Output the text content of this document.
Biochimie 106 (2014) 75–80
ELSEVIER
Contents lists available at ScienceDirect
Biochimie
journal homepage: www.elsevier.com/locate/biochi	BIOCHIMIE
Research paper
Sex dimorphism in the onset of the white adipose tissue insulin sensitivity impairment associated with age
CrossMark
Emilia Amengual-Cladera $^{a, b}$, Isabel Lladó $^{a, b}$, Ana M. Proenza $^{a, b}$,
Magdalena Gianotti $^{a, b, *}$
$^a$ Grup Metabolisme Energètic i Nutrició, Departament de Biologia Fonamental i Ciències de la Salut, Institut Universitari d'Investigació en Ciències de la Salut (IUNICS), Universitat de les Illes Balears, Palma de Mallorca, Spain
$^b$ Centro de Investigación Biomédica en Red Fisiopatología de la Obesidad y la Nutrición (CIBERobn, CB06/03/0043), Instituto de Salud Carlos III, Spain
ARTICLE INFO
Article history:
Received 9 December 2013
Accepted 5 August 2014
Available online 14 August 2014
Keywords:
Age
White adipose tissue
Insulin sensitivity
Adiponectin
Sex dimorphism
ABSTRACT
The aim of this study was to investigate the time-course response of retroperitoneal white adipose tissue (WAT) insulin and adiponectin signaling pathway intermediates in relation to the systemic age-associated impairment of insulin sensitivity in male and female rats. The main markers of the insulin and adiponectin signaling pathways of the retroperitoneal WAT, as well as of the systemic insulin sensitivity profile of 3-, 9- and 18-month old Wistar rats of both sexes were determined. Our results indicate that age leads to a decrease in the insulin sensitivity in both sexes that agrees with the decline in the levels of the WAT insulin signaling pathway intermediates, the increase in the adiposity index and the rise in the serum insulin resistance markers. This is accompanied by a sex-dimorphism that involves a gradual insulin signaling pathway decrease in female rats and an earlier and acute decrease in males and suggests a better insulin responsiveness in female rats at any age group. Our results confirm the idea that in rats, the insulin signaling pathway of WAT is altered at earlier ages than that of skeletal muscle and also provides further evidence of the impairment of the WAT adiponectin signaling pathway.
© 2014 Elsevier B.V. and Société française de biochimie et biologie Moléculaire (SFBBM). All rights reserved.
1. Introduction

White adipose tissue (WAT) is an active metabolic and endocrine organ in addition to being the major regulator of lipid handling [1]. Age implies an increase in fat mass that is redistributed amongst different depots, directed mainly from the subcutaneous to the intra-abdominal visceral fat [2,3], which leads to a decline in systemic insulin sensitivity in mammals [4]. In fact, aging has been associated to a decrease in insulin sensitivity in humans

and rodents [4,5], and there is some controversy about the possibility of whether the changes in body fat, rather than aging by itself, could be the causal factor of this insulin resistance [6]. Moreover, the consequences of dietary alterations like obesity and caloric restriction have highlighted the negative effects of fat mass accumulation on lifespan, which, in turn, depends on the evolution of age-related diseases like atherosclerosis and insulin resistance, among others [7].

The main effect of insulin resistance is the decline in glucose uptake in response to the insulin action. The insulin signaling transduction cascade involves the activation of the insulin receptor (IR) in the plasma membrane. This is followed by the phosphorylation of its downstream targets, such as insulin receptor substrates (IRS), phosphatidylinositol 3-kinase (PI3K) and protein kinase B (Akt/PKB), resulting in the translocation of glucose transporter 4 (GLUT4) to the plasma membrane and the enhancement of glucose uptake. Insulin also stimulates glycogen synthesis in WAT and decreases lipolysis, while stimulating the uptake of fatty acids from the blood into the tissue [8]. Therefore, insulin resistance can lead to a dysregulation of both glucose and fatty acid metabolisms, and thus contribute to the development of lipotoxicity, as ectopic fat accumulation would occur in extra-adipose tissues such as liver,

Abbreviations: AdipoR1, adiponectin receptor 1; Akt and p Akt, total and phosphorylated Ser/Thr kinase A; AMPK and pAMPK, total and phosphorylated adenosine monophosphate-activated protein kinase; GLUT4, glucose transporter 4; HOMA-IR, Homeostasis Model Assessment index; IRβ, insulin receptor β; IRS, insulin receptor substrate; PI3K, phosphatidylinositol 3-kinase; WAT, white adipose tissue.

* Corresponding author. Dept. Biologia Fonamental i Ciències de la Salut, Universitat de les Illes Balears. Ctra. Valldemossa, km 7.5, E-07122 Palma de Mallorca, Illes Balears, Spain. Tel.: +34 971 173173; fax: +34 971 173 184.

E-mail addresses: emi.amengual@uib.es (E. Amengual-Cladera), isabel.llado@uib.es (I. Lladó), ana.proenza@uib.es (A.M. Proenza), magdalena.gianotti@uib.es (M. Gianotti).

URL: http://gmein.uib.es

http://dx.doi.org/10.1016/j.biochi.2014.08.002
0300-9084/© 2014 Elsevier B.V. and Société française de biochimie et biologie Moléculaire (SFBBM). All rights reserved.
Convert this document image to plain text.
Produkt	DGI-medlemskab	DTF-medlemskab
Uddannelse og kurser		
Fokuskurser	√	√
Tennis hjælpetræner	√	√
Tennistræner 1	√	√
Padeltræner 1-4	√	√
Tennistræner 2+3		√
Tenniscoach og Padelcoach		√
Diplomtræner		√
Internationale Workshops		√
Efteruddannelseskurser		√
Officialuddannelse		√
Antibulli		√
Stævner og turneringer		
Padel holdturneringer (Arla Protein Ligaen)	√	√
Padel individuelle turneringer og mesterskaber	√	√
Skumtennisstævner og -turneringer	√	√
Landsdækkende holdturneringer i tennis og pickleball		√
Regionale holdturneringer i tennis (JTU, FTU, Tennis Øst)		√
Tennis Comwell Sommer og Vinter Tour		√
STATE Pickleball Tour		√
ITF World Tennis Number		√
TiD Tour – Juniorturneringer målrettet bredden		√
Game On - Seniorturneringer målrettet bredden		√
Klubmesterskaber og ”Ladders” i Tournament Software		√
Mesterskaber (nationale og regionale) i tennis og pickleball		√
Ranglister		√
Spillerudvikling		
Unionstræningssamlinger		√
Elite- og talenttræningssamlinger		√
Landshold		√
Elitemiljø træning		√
▬▬▬
### [TASK BRIEF]
Whenever a line above includes "document", copy it in full.

### [ANSWER]
Output the text content of this document.
Convert this document image to plain text.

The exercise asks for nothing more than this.